┌─ ENTRIES
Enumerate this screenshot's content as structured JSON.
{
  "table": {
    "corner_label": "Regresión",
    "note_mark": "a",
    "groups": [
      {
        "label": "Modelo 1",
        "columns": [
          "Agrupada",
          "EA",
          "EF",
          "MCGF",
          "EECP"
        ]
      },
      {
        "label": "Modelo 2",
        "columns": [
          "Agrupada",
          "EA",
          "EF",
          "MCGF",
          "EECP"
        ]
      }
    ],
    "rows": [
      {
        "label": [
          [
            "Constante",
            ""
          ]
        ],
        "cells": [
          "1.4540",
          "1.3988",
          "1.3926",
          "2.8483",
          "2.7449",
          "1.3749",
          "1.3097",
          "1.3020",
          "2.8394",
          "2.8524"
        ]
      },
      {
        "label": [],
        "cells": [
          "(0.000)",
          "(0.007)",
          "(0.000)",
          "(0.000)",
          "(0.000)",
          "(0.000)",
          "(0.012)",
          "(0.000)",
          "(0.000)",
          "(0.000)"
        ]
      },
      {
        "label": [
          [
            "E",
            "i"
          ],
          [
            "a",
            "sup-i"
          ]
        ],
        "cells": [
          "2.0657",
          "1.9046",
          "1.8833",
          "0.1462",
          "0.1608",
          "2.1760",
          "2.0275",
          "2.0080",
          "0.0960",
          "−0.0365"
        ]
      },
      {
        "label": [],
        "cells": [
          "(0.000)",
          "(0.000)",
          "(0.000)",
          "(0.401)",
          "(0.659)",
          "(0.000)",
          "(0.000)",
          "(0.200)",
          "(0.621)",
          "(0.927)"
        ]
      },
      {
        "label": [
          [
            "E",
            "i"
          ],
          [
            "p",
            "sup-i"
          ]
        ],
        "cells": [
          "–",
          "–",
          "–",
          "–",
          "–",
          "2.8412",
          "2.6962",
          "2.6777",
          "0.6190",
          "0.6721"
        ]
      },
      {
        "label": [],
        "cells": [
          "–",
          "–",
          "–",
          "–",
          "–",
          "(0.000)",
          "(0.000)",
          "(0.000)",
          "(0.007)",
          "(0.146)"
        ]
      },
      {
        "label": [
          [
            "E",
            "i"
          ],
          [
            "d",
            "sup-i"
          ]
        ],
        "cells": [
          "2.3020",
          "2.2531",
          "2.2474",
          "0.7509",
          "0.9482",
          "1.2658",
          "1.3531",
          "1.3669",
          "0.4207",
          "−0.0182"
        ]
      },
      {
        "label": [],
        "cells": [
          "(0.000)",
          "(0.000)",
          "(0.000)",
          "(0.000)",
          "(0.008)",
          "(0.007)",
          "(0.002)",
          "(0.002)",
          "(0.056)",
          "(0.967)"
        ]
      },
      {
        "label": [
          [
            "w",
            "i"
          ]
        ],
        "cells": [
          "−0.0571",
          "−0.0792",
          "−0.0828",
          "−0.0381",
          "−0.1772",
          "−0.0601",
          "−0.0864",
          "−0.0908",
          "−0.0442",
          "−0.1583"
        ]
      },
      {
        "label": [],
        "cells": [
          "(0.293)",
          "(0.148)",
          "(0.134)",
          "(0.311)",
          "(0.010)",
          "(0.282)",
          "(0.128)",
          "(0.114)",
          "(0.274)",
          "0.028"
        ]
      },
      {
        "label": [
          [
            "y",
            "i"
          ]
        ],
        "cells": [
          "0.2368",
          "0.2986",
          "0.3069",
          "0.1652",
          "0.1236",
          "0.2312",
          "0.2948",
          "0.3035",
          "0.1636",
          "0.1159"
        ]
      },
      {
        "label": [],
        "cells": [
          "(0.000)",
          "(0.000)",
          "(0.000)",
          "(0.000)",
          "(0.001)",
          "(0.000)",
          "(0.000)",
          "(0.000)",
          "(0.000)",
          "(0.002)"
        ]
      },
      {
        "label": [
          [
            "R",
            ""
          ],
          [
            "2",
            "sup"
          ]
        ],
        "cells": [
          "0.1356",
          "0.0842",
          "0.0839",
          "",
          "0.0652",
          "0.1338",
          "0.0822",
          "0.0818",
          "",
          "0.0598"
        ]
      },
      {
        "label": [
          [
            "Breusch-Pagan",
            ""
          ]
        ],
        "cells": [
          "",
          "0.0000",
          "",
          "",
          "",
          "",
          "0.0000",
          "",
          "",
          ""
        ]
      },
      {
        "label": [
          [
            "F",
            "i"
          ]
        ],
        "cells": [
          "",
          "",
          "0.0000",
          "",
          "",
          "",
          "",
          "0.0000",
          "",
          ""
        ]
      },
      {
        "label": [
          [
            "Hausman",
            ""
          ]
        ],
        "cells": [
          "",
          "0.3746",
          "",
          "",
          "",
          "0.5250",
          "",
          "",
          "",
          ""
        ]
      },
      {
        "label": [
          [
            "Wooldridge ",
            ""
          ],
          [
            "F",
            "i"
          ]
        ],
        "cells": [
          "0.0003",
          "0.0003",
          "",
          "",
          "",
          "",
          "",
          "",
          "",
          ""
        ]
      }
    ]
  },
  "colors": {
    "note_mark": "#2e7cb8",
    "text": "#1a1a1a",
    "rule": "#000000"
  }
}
└─
▶ **YOUR TASK**: Print all of the entries exactly as they appear.

▶ **PROBLEM SOLUTION**:
Enumerate this screenshot's content as structured JSON.
{
  "table": {
    "corner_label": "Regresión",
    "note_mark": "a",
    "groups": [
      {
        "label": "Modelo 1",
        "columns": [
          "Agrupada",
          "EA",
          "EF",
          "MCGF",
          "EECP"
        ]
      },
      {
        "label": "Modelo 2",
        "columns": [
          "Agrupada",
          "EA",
          "EF",
          "MCGF",
          "EECP"
        ]
      }
    ],
    "rows": [
      {
        "label": [
          [
            "Constante",
            ""
          ]
        ],
        "cells": [
          "1.4540",
          "1.3988",
          "1.3926",
          "2.8483",
          "2.7449",
          "1.3749",
          "1.3097",
          "1.3020",
          "2.8394",
          "2.8524"
        ]
      },
      {
        "label": [],
        "cells": [
          "(0.000)",
          "(0.007)",
          "(0.000)",
          "(0.000)",
          "(0.000)",
          "(0.000)",
          "(0.012)",
          "(0.000)",
          "(0.000)",
          "(0.000)"
        ]
      },
      {
        "label": [
          [
            "E",
            "i"
          ],
          [
            "a",
            "sup-i"
          ]
        ],
        "cells": [
          "2.0657",
          "1.9046",
          "1.8833",
          "0.1462",
          "0.1608",
          "2.1760",
          "2.0275",
          "2.0080",
          "0.0960",
          "−0.0365"
        ]
      },
      {
        "label": [],
        "cells": [
          "(0.000)",
          "(0.000)",
          "(0.000)",
          "(0.401)",
          "(0.659)",
          "(0.000)",
          "(0.000)",
          "(0.200)",
          "(0.621)",
          "(0.927)"
        ]
      },
      {
        "label": [
          [
            "E",
            "i"
          ],
          [
            "p",
            "sup-i"
          ]
        ],
        "cells": [
          "–",
          "–",
          "–",
          "–",
          "–",
          "2.8412",
          "2.6962",
          "2.6777",
          "0.6190",
          "0.6721"
        ]
      },
      {
        "label": [],
        "cells": [
          "–",
          "–",
          "–",
          "–",
          "–",
          "(0.000)",
          "(0.000)",
          "(0.000)",
          "(0.007)",
          "(0.146)"
        ]
      },
      {
        "label": [
          [
            "E",
            "i"
          ],
          [
            "d",
            "sup-i"
          ]
        ],
        "cells": [
          "2.3020",
          "2.2531",
          "2.2474",
          "0.7509",
          "0.9482",
          "1.2658",
          "1.3531",
          "1.3669",
          "0.4207",
          "−0.0182"
        ]
      },
      {
        "label": [],
        "cells": [
          "(0.000)",
          "(0.000)",
          "(0.000)",
          "(0.000)",
          "(0.008)",
          "(0.007)",
          "(0.002)",
          "(0.002)",
          "(0.056)",
          "(0.967)"
        ]
      },
      {
        "label": [
          [
            "w",
            "i"
          ]
        ],
        "cells": [
          "−0.0571",
          "−0.0792",
          "−0.0828",
          "−0.0381",
          "−0.1772",
          "−0.0601",
          "−0.0864",
          "−0.0908",
          "−0.0442",
          "−0.1583"
        ]
      },
      {
        "label": [],
        "cells": [
          "(0.293)",
          "(0.148)",
          "(0.134)",
          "(0.311)",
          "(0.010)",
          "(0.282)",
          "(0.128)",
          "(0.114)",
          "(0.274)",
          "0.028"
        ]
      },
      {
        "label": [
          [
            "y",
            "i"
          ]
        ],
        "cells": [
          "0.2368",
          "0.2986",
          "0.3069",
          "0.1652",
          "0.1236",
          "0.2312",
          "0.2948",
          "0.3035",
          "0.1636",
          "0.1159"
        ]
      },
      {
        "label": [],
        "cells": [
          "(0.000)",
          "(0.000)",
          "(0.000)",
          "(0.000)",
          "(0.001)",
          "(0.000)",
          "(0.000)",
          "(0.000)",
          "(0.000)",
          "(0.002)"
        ]
      },
      {
        "label": [
          [
            "R",
            ""
          ],
          [
            "2",
            "sup"
          ]
        ],
        "cells": [
          "0.1356",
          "0.0842",
          "0.0839",
          "",
          "0.0652",
          "0.1338",
          "0.0822",
          "0.0818",
          "",
          "0.0598"
        ]
      },
      {
        "label": [
          [
            "Breusch-Pagan",
            ""
          ]
        ],
        "cells": [
          "",
          "0.0000",
          "",
          "",
          "",
          "",
          "0.0000",
          "",
          "",
          ""
        ]
      },
      {
        "label": [
          [
            "F",
            "i"
          ]
        ],
        "cells": [
          "",
          "",
          "0.0000",
          "",
          "",
          "",
          "",
          "0.0000",
          "",
          ""
        ]
      },
      {
        "label": [
          [
            "Hausman",
            ""
          ]
        ],
        "cells": [
          "",
          "0.3746",
          "",
          "",
          "",
          "0.5250",
          "",
          "",
          "",
          ""
        ]
      },
      {
        "label": [
          [
            "Wooldridge ",
            ""
          ],
          [
            "F",
            "i"
          ]
        ],
        "cells": [
          "0.0003",
          "0.0003",
          "",
          "",
          "",
          "",
          "",
          "",
          "",
          ""
        ]
      }
    ]
  },
  "colors": {
    "note_mark": "#2e7cb8",
    "text": "#1a1a1a",
    "rule": "#000000"
  }
}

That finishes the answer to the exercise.